• Data entries:
Start
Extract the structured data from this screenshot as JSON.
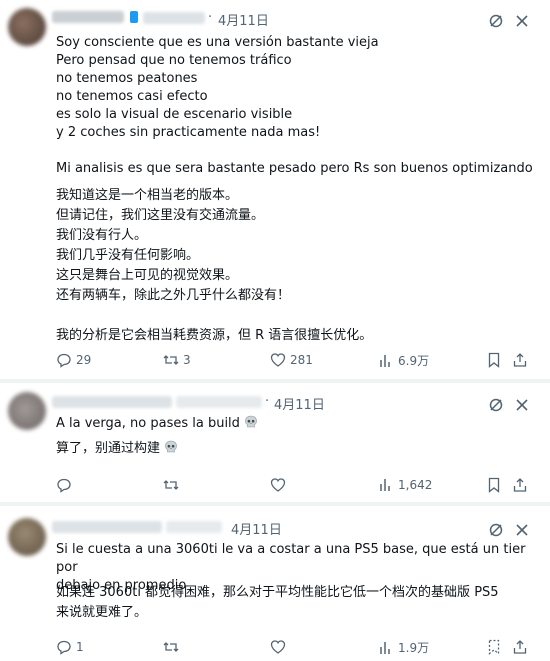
{
  "tweets": [
    {
      "date": "4月11日",
      "text_es": "Soy consciente que es una versión bastante vieja\nPero pensad que no tenemos tráfico\nno tenemos peatones\nno tenemos casi efecto\nes solo la visual de escenario visible\ny 2 coches sin practicamente nada mas!\n\nMi analisis es que sera bastante pesado pero Rs son buenos optimizando",
      "text_cn": "我知道这是一个相当老的版本。\n但请记住，我们这里没有交通流量。\n我们没有行人。\n我们几乎没有任何影响。\n这只是舞台上可见的视觉效果。\n还有两辆车，除此之外几乎什么都没有！\n\n我的分析是它会相当耗费资源，但 R 语言很擅长优化。",
      "replies": "29",
      "retweets": "3",
      "likes": "281",
      "views": "6.9万"
    },
    {
      "date": "4月11日",
      "text_es": "A la verga, no pases la build",
      "text_cn": "算了，别通过构建",
      "replies": "",
      "retweets": "",
      "likes": "",
      "views": "1,642"
    },
    {
      "date": "4月11日",
      "text_es": "Si le cuesta a una 3060ti le va a costar a una PS5 base, que está un tier por\ndebajo en promedio",
      "text_cn": "如果连 3060ti 都觉得困难，那么对于平均性能比它低一个档次的基础版 PS5\n来说就更难了。",
      "replies": "1",
      "retweets": "",
      "likes": "",
      "views": "1.9万"
    }
  ],
  "colors": {
    "text": "#0f1419",
    "muted": "#536471",
    "divider": "#eff3f4",
    "verified": "#1d9bf0"
  },
  "icons": [
    "grok-icon",
    "more-icon",
    "reply-icon",
    "retweet-icon",
    "like-icon",
    "views-icon",
    "bookmark-icon",
    "share-icon",
    "skull-emoji"
  ]
}
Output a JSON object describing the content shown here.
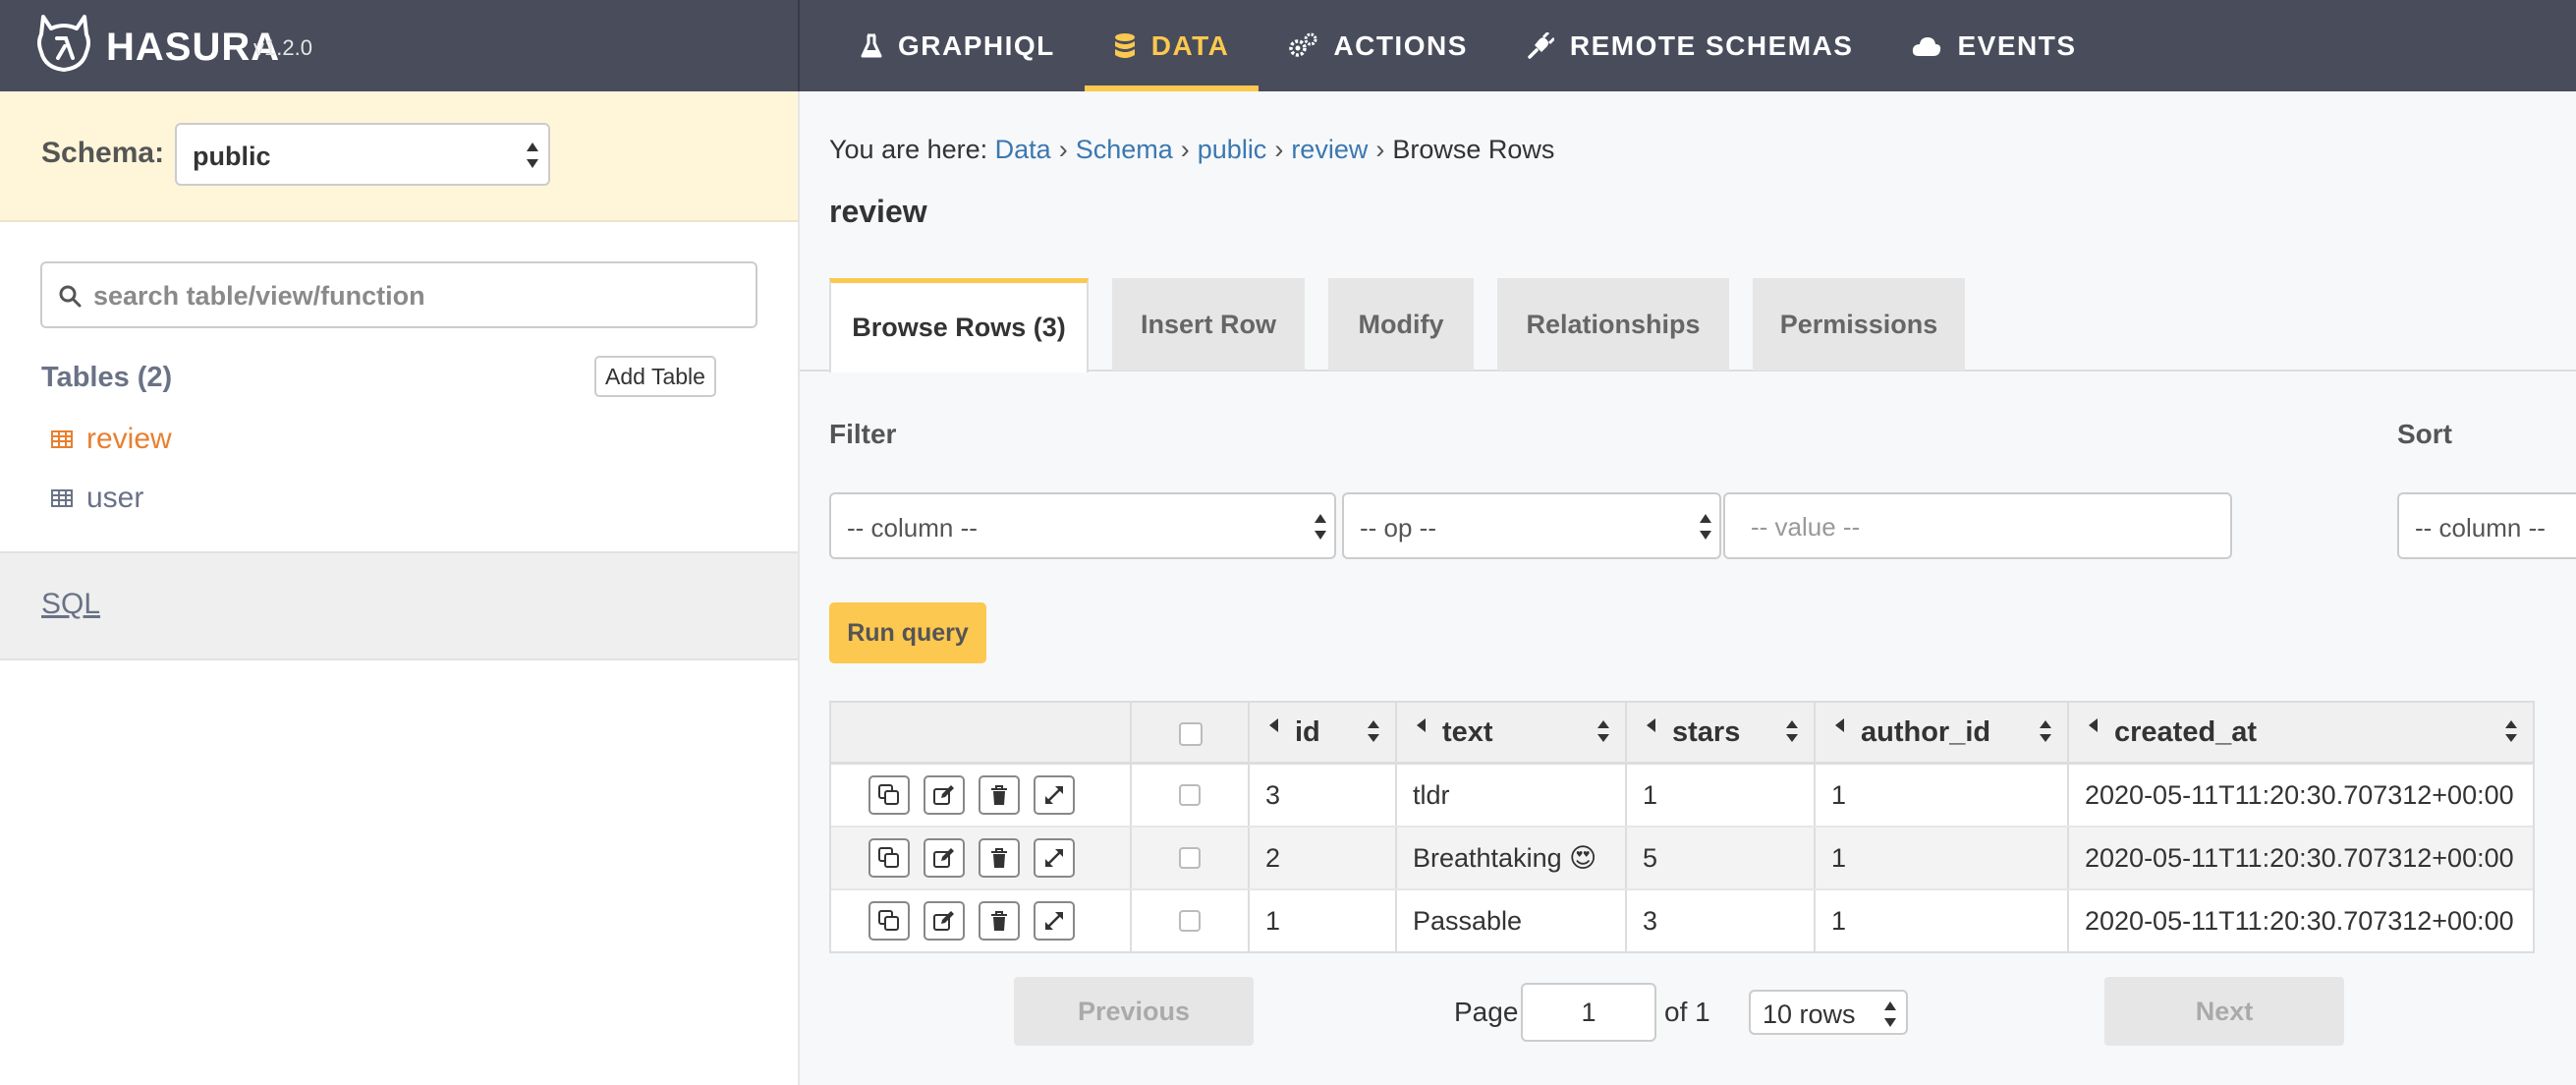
{
  "brand": {
    "name": "HASURA",
    "version": "v1.2.0"
  },
  "nav": [
    {
      "label": "GRAPHIQL",
      "icon": "flask-icon"
    },
    {
      "label": "DATA",
      "icon": "database-icon",
      "active": true
    },
    {
      "label": "ACTIONS",
      "icon": "cogs-icon"
    },
    {
      "label": "REMOTE SCHEMAS",
      "icon": "plug-icon"
    },
    {
      "label": "EVENTS",
      "icon": "cloud-icon"
    }
  ],
  "sidebar": {
    "schema_label": "Schema:",
    "schema_value": "public",
    "search_placeholder": "search table/view/function",
    "tables_heading": "Tables (2)",
    "add_table_label": "Add Table",
    "tables": [
      {
        "name": "review",
        "active": true
      },
      {
        "name": "user",
        "active": false
      }
    ],
    "sql_label": "SQL"
  },
  "breadcrumb": {
    "prefix": "You are here:",
    "items": [
      "Data",
      "Schema",
      "public",
      "review"
    ],
    "current": "Browse Rows"
  },
  "page_title": "review",
  "tabs": [
    "Browse Rows (3)",
    "Insert Row",
    "Modify",
    "Relationships",
    "Permissions"
  ],
  "filter": {
    "label": "Filter",
    "column_placeholder": "-- column --",
    "op_placeholder": "-- op --",
    "value_placeholder": "-- value --"
  },
  "sort": {
    "label": "Sort",
    "column_placeholder": "-- column --"
  },
  "run_query_label": "Run query",
  "table": {
    "columns": [
      "id",
      "text",
      "stars",
      "author_id",
      "created_at"
    ],
    "rows": [
      [
        "3",
        "tldr",
        "1",
        "1",
        "2020-05-11T11:20:30.707312+00:00"
      ],
      [
        "2",
        "Breathtaking 😍",
        "5",
        "1",
        "2020-05-11T11:20:30.707312+00:00"
      ],
      [
        "1",
        "Passable",
        "3",
        "1",
        "2020-05-11T11:20:30.707312+00:00"
      ]
    ]
  },
  "pagination": {
    "previous_label": "Previous",
    "next_label": "Next",
    "page_label": "Page",
    "page_value": "1",
    "of_label": "of 1",
    "rows_value": "10 rows"
  },
  "colors": {
    "accent": "#fcc84f",
    "topbar": "#484c5b",
    "link": "#3b78b0",
    "active_table": "#e97f2f"
  }
}
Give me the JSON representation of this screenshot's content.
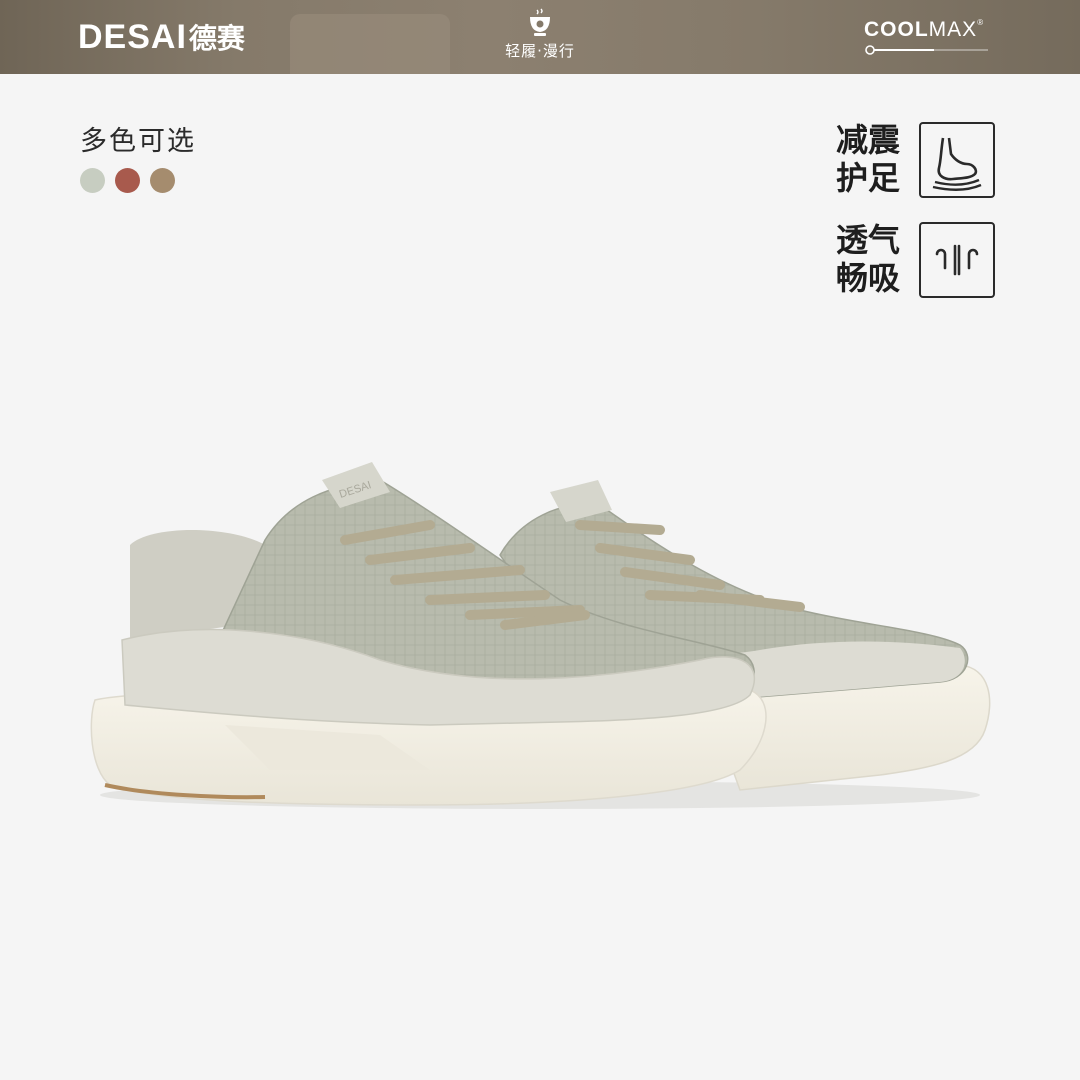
{
  "header": {
    "brand_en": "DESAI",
    "brand_cn": "德赛",
    "center_logo_icon": "cup-icon",
    "tagline": "轻履·漫行",
    "partner_bold": "COOL",
    "partner_light": "MAX",
    "partner_tm": "®"
  },
  "colors": {
    "title": "多色可选",
    "swatches": [
      "#c7cdc1",
      "#a85a4d",
      "#a58c6e"
    ]
  },
  "features": [
    {
      "line1": "减震",
      "line2": "护足",
      "icon": "foot-cushion-icon"
    },
    {
      "line1": "透气",
      "line2": "畅吸",
      "icon": "breathable-airflow-icon"
    }
  ],
  "product": {
    "name": "sneaker-pair",
    "tongue_label": "DESAI"
  },
  "theme": {
    "header_bg": "#857a6a",
    "background": "#f5f5f5",
    "upper_color": "#b9bcae",
    "sole_color": "#f3f0e6"
  }
}
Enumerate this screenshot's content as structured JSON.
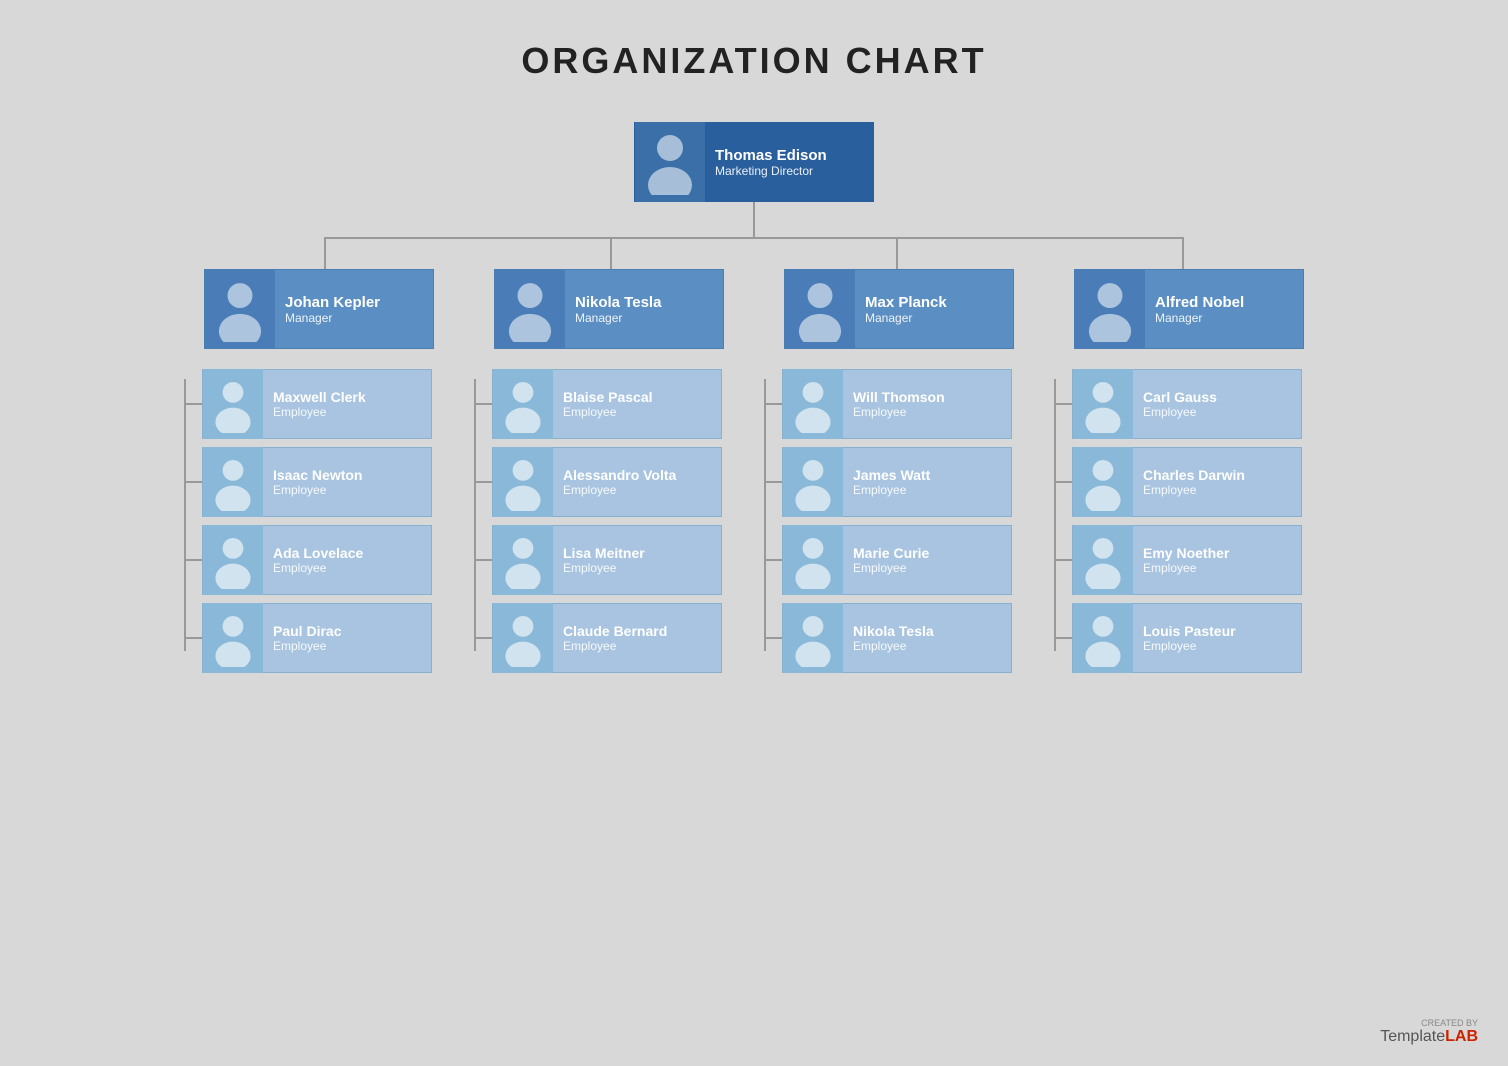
{
  "title": "ORGANIZATION CHART",
  "ceo": {
    "name": "Thomas Edison",
    "role": "Marketing Director"
  },
  "managers": [
    {
      "name": "Johan Kepler",
      "role": "Manager"
    },
    {
      "name": "Nikola Tesla",
      "role": "Manager"
    },
    {
      "name": "Max Planck",
      "role": "Manager"
    },
    {
      "name": "Alfred Nobel",
      "role": "Manager"
    }
  ],
  "employees": [
    [
      {
        "name": "Maxwell Clerk",
        "role": "Employee"
      },
      {
        "name": "Isaac Newton",
        "role": "Employee"
      },
      {
        "name": "Ada Lovelace",
        "role": "Employee"
      },
      {
        "name": "Paul Dirac",
        "role": "Employee"
      }
    ],
    [
      {
        "name": "Blaise Pascal",
        "role": "Employee"
      },
      {
        "name": "Alessandro Volta",
        "role": "Employee"
      },
      {
        "name": "Lisa Meitner",
        "role": "Employee"
      },
      {
        "name": "Claude Bernard",
        "role": "Employee"
      }
    ],
    [
      {
        "name": "Will Thomson",
        "role": "Employee"
      },
      {
        "name": "James Watt",
        "role": "Employee"
      },
      {
        "name": "Marie Curie",
        "role": "Employee"
      },
      {
        "name": "Nikola Tesla",
        "role": "Employee"
      }
    ],
    [
      {
        "name": "Carl Gauss",
        "role": "Employee"
      },
      {
        "name": "Charles Darwin",
        "role": "Employee"
      },
      {
        "name": "Emy Noether",
        "role": "Employee"
      },
      {
        "name": "Louis Pasteur",
        "role": "Employee"
      }
    ]
  ],
  "footer": {
    "created_by": "CREATED BY",
    "brand_template": "Template",
    "brand_lab": "LAB"
  }
}
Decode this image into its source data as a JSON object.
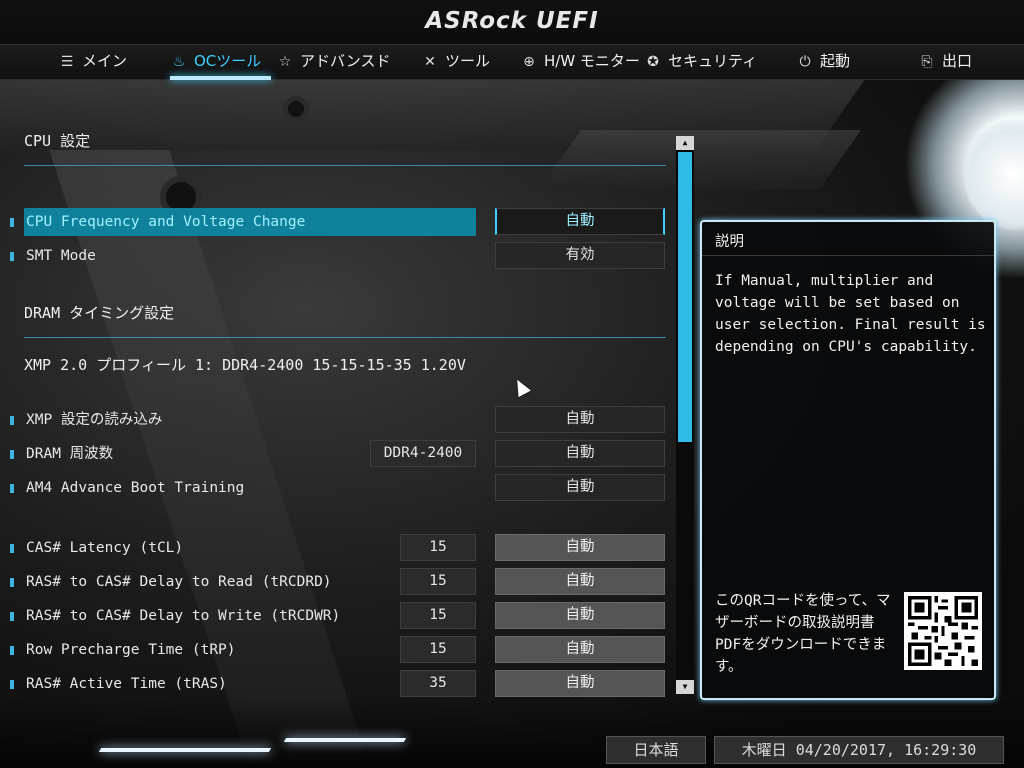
End
• Exercise task:
Check each line of the records for the word "screenshot" and extract those that contain it.

• Solution to the exercise:
Extract the structured data from this screenshot as JSON.
Give me the JSON representation of this screenshot's content.
Enumerate this screenshot's content as structured JSON.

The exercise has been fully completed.